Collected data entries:
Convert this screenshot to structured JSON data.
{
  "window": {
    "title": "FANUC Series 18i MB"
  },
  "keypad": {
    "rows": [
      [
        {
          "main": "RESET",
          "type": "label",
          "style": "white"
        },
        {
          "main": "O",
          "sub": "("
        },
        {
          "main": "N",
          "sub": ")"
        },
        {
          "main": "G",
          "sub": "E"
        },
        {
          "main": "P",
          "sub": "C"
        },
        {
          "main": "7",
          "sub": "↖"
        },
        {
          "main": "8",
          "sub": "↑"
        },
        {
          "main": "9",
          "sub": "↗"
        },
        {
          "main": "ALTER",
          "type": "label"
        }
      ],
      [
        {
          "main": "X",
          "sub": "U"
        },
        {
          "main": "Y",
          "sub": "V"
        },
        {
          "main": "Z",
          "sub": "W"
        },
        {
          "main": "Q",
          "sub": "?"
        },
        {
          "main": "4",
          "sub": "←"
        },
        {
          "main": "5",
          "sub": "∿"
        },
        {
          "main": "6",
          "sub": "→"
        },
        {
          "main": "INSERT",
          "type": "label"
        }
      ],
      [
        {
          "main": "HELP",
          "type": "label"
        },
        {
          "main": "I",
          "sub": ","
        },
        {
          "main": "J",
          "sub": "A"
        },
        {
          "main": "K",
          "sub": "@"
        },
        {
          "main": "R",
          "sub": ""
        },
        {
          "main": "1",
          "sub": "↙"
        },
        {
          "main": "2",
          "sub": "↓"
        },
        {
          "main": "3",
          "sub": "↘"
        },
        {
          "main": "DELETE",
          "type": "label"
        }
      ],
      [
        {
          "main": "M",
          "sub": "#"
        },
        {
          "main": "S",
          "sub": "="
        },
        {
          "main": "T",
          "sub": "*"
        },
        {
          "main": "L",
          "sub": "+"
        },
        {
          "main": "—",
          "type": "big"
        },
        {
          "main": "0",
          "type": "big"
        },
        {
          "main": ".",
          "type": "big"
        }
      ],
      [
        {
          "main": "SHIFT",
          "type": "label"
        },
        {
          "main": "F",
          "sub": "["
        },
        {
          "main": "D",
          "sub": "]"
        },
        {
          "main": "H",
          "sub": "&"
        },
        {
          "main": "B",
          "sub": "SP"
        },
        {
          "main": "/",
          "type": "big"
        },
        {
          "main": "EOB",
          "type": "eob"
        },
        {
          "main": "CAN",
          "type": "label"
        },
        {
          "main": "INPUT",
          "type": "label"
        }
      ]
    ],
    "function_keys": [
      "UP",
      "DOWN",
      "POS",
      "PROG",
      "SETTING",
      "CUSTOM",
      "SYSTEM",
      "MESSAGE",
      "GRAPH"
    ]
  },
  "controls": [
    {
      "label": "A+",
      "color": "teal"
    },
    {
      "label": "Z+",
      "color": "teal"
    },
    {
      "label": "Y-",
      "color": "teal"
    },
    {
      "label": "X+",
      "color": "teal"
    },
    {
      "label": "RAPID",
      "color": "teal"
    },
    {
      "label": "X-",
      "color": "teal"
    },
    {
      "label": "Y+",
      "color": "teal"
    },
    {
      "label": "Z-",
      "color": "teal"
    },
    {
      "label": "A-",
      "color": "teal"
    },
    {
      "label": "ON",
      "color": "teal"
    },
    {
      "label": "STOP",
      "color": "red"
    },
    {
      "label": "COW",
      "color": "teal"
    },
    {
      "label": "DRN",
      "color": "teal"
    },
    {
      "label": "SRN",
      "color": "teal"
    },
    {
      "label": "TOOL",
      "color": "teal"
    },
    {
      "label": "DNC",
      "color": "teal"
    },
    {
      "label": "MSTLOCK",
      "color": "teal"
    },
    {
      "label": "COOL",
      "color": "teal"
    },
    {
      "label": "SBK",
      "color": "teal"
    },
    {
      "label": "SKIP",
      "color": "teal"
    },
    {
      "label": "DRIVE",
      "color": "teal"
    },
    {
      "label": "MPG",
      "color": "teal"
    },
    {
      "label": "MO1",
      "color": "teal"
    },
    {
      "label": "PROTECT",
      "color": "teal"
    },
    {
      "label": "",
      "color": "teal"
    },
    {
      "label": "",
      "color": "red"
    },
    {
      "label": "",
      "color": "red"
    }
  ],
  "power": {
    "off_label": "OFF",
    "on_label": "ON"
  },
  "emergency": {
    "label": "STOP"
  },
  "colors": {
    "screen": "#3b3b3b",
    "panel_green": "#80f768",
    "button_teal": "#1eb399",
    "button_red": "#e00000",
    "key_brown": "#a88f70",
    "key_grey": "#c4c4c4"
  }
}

### Stated exercise:
The listing above should be transcribed in full, exactly as written.

### Exercise answer:
Convert this screenshot to structured JSON data.
{
  "window": {
    "title": "FANUC Series 18i MB"
  },
  "keypad": {
    "rows": [
      [
        {
          "main": "RESET",
          "type": "label",
          "style": "white"
        },
        {
          "main": "O",
          "sub": "("
        },
        {
          "main": "N",
          "sub": ")"
        },
        {
          "main": "G",
          "sub": "E"
        },
        {
          "main": "P",
          "sub": "C"
        },
        {
          "main": "7",
          "sub": "↖"
        },
        {
          "main": "8",
          "sub": "↑"
        },
        {
          "main": "9",
          "sub": "↗"
        },
        {
          "main": "ALTER",
          "type": "label"
        }
      ],
      [
        {
          "main": "X",
          "sub": "U"
        },
        {
          "main": "Y",
          "sub": "V"
        },
        {
          "main": "Z",
          "sub": "W"
        },
        {
          "main": "Q",
          "sub": "?"
        },
        {
          "main": "4",
          "sub": "←"
        },
        {
          "main": "5",
          "sub": "∿"
        },
        {
          "main": "6",
          "sub": "→"
        },
        {
          "main": "INSERT",
          "type": "label"
        }
      ],
      [
        {
          "main": "HELP",
          "type": "label"
        },
        {
          "main": "I",
          "sub": ","
        },
        {
          "main": "J",
          "sub": "A"
        },
        {
          "main": "K",
          "sub": "@"
        },
        {
          "main": "R",
          "sub": ""
        },
        {
          "main": "1",
          "sub": "↙"
        },
        {
          "main": "2",
          "sub": "↓"
        },
        {
          "main": "3",
          "sub": "↘"
        },
        {
          "main": "DELETE",
          "type": "label"
        }
      ],
      [
        {
          "main": "M",
          "sub": "#"
        },
        {
          "main": "S",
          "sub": "="
        },
        {
          "main": "T",
          "sub": "*"
        },
        {
          "main": "L",
          "sub": "+"
        },
        {
          "main": "—",
          "type": "big"
        },
        {
          "main": "0",
          "type": "big"
        },
        {
          "main": ".",
          "type": "big"
        }
      ],
      [
        {
          "main": "SHIFT",
          "type": "label"
        },
        {
          "main": "F",
          "sub": "["
        },
        {
          "main": "D",
          "sub": "]"
        },
        {
          "main": "H",
          "sub": "&"
        },
        {
          "main": "B",
          "sub": "SP"
        },
        {
          "main": "/",
          "type": "big"
        },
        {
          "main": "EOB",
          "type": "eob"
        },
        {
          "main": "CAN",
          "type": "label"
        },
        {
          "main": "INPUT",
          "type": "label"
        }
      ]
    ],
    "function_keys": [
      "UP",
      "DOWN",
      "POS",
      "PROG",
      "SETTING",
      "CUSTOM",
      "SYSTEM",
      "MESSAGE",
      "GRAPH"
    ]
  },
  "controls": [
    {
      "label": "A+",
      "color": "teal"
    },
    {
      "label": "Z+",
      "color": "teal"
    },
    {
      "label": "Y-",
      "color": "teal"
    },
    {
      "label": "X+",
      "color": "teal"
    },
    {
      "label": "RAPID",
      "color": "teal"
    },
    {
      "label": "X-",
      "color": "teal"
    },
    {
      "label": "Y+",
      "color": "teal"
    },
    {
      "label": "Z-",
      "color": "teal"
    },
    {
      "label": "A-",
      "color": "teal"
    },
    {
      "label": "ON",
      "color": "teal"
    },
    {
      "label": "STOP",
      "color": "red"
    },
    {
      "label": "COW",
      "color": "teal"
    },
    {
      "label": "DRN",
      "color": "teal"
    },
    {
      "label": "SRN",
      "color": "teal"
    },
    {
      "label": "TOOL",
      "color": "teal"
    },
    {
      "label": "DNC",
      "color": "teal"
    },
    {
      "label": "MSTLOCK",
      "color": "teal"
    },
    {
      "label": "COOL",
      "color": "teal"
    },
    {
      "label": "SBK",
      "color": "teal"
    },
    {
      "label": "SKIP",
      "color": "teal"
    },
    {
      "label": "DRIVE",
      "color": "teal"
    },
    {
      "label": "MPG",
      "color": "teal"
    },
    {
      "label": "MO1",
      "color": "teal"
    },
    {
      "label": "PROTECT",
      "color": "teal"
    },
    {
      "label": "",
      "color": "teal"
    },
    {
      "label": "",
      "color": "red"
    },
    {
      "label": "",
      "color": "red"
    }
  ],
  "power": {
    "off_label": "OFF",
    "on_label": "ON"
  },
  "emergency": {
    "label": "STOP"
  },
  "colors": {
    "screen": "#3b3b3b",
    "panel_green": "#80f768",
    "button_teal": "#1eb399",
    "button_red": "#e00000",
    "key_brown": "#a88f70",
    "key_grey": "#c4c4c4"
  }
}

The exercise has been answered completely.